---- RECORD SET
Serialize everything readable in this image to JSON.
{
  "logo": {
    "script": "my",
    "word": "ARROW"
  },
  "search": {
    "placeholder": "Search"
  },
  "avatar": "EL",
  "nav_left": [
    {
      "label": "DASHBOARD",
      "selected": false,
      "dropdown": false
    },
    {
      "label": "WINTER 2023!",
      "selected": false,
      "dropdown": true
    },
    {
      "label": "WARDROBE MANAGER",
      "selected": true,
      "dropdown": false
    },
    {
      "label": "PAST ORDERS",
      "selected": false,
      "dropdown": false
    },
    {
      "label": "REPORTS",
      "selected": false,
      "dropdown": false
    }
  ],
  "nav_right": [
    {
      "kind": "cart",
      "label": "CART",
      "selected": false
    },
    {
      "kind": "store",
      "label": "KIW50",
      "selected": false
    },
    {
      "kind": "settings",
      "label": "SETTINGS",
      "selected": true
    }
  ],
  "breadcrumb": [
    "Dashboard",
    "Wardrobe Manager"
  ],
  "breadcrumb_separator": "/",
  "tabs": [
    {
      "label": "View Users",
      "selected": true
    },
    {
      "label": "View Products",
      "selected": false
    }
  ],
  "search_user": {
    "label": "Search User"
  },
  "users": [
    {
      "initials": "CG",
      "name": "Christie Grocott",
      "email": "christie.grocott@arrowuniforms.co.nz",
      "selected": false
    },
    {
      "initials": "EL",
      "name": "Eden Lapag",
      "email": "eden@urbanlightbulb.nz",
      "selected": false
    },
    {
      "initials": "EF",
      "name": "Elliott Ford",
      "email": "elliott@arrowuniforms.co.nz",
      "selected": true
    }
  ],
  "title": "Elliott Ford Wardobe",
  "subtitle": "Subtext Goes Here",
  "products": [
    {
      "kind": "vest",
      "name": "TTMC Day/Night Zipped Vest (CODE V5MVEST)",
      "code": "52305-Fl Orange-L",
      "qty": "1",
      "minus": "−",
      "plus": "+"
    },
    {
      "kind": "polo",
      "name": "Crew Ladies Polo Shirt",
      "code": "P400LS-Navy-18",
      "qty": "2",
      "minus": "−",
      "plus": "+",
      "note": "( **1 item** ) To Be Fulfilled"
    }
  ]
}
--------
_YOUR INSTRUCTIONS_:
Return the entries above exactly, each one complete.

_SOLUTION TO THIS TASK_:
Serialize everything readable in this image to JSON.
{
  "logo": {
    "script": "my",
    "word": "ARROW"
  },
  "search": {
    "placeholder": "Search"
  },
  "avatar": "EL",
  "nav_left": [
    {
      "label": "DASHBOARD",
      "selected": false,
      "dropdown": false
    },
    {
      "label": "WINTER 2023!",
      "selected": false,
      "dropdown": true
    },
    {
      "label": "WARDROBE MANAGER",
      "selected": true,
      "dropdown": false
    },
    {
      "label": "PAST ORDERS",
      "selected": false,
      "dropdown": false
    },
    {
      "label": "REPORTS",
      "selected": false,
      "dropdown": false
    }
  ],
  "nav_right": [
    {
      "kind": "cart",
      "label": "CART",
      "selected": false
    },
    {
      "kind": "store",
      "label": "KIW50",
      "selected": false
    },
    {
      "kind": "settings",
      "label": "SETTINGS",
      "selected": true
    }
  ],
  "breadcrumb": [
    "Dashboard",
    "Wardrobe Manager"
  ],
  "breadcrumb_separator": "/",
  "tabs": [
    {
      "label": "View Users",
      "selected": true
    },
    {
      "label": "View Products",
      "selected": false
    }
  ],
  "search_user": {
    "label": "Search User"
  },
  "users": [
    {
      "initials": "CG",
      "name": "Christie Grocott",
      "email": "christie.grocott@arrowuniforms.co.nz",
      "selected": false
    },
    {
      "initials": "EL",
      "name": "Eden Lapag",
      "email": "eden@urbanlightbulb.nz",
      "selected": false
    },
    {
      "initials": "EF",
      "name": "Elliott Ford",
      "email": "elliott@arrowuniforms.co.nz",
      "selected": true
    }
  ],
  "title": "Elliott Ford Wardobe",
  "subtitle": "Subtext Goes Here",
  "products": [
    {
      "kind": "vest",
      "name": "TTMC Day/Night Zipped Vest (CODE V5MVEST)",
      "code": "52305-Fl Orange-L",
      "qty": "1",
      "minus": "−",
      "plus": "+"
    },
    {
      "kind": "polo",
      "name": "Crew Ladies Polo Shirt",
      "code": "P400LS-Navy-18",
      "qty": "2",
      "minus": "−",
      "plus": "+",
      "note": "( **1 item** ) To Be Fulfilled"
    }
  ]
}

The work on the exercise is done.